Stated goal: Below are entries to be transcribed exactly; exclude the pictures from the copy.

──────── Given data

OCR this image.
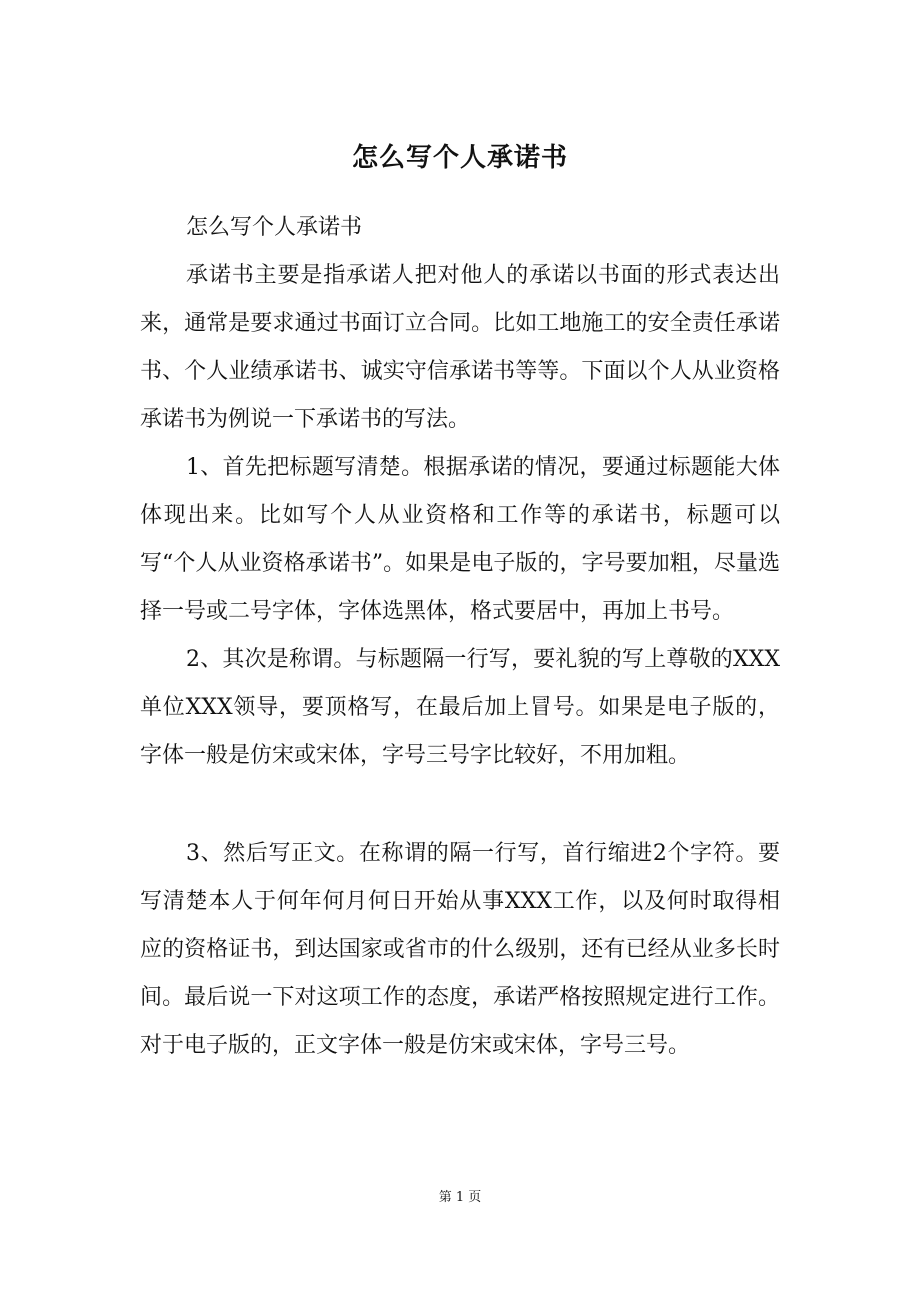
怎么写个人承诺书

怎么写个人承诺书

承诺书主要是指承诺人把对他人的承诺以书面的形式表达出来，通常是要求通过书面订立合同。比如工地施工的安全责任承诺书、个人业绩承诺书、诚实守信承诺书等等。下面以个人从业资格承诺书为例说一下承诺书的写法。

1、首先把标题写清楚。根据承诺的情况，要通过标题能大体体现出来。比如写个人从业资格和工作等的承诺书，标题可以写“个人从业资格承诺书”。如果是电子版的，字号要加粗，尽量选择一号或二号字体，字体选黑体，格式要居中，再加上书号。

2、其次是称谓。与标题隔一行写，要礼貌的写上尊敬的XXX单位XXX领导，要顶格写，在最后加上冒号。如果是电子版的，字体一般是仿宋或宋体，字号三号字比较好，不用加粗。

3、然后写正文。在称谓的隔一行写，首行缩进2个字符。要写清楚本人于何年何月何日开始从事XXX工作，以及何时取得相应的资格证书，到达国家或省市的什么级别，还有已经从业多长时间。最后说一下对这项工作的态度，承诺严格按照规定进行工作。对于电子版的，正文字体一般是仿宋或宋体，字号三号。

第 1 页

────────────────

The result:
OCR this image.
怎么写个人承诺书

怎么写个人承诺书

承诺书主要是指承诺人把对他人的承诺以书面的形式表达出来，通常是要求通过书面订立合同。比如工地施工的安全责任承诺书、个人业绩承诺书、诚实守信承诺书等等。下面以个人从业资格承诺书为例说一下承诺书的写法。

1、首先把标题写清楚。根据承诺的情况，要通过标题能大体体现出来。比如写个人从业资格和工作等的承诺书，标题可以写“个人从业资格承诺书”。如果是电子版的，字号要加粗，尽量选择一号或二号字体，字体选黑体，格式要居中，再加上书号。

2、其次是称谓。与标题隔一行写，要礼貌的写上尊敬的XXX单位XXX领导，要顶格写，在最后加上冒号。如果是电子版的，字体一般是仿宋或宋体，字号三号字比较好，不用加粗。

3、然后写正文。在称谓的隔一行写，首行缩进2个字符。要写清楚本人于何年何月何日开始从事XXX工作，以及何时取得相应的资格证书，到达国家或省市的什么级别，还有已经从业多长时间。最后说一下对这项工作的态度，承诺严格按照规定进行工作。对于电子版的，正文字体一般是仿宋或宋体，字号三号。

第 1 页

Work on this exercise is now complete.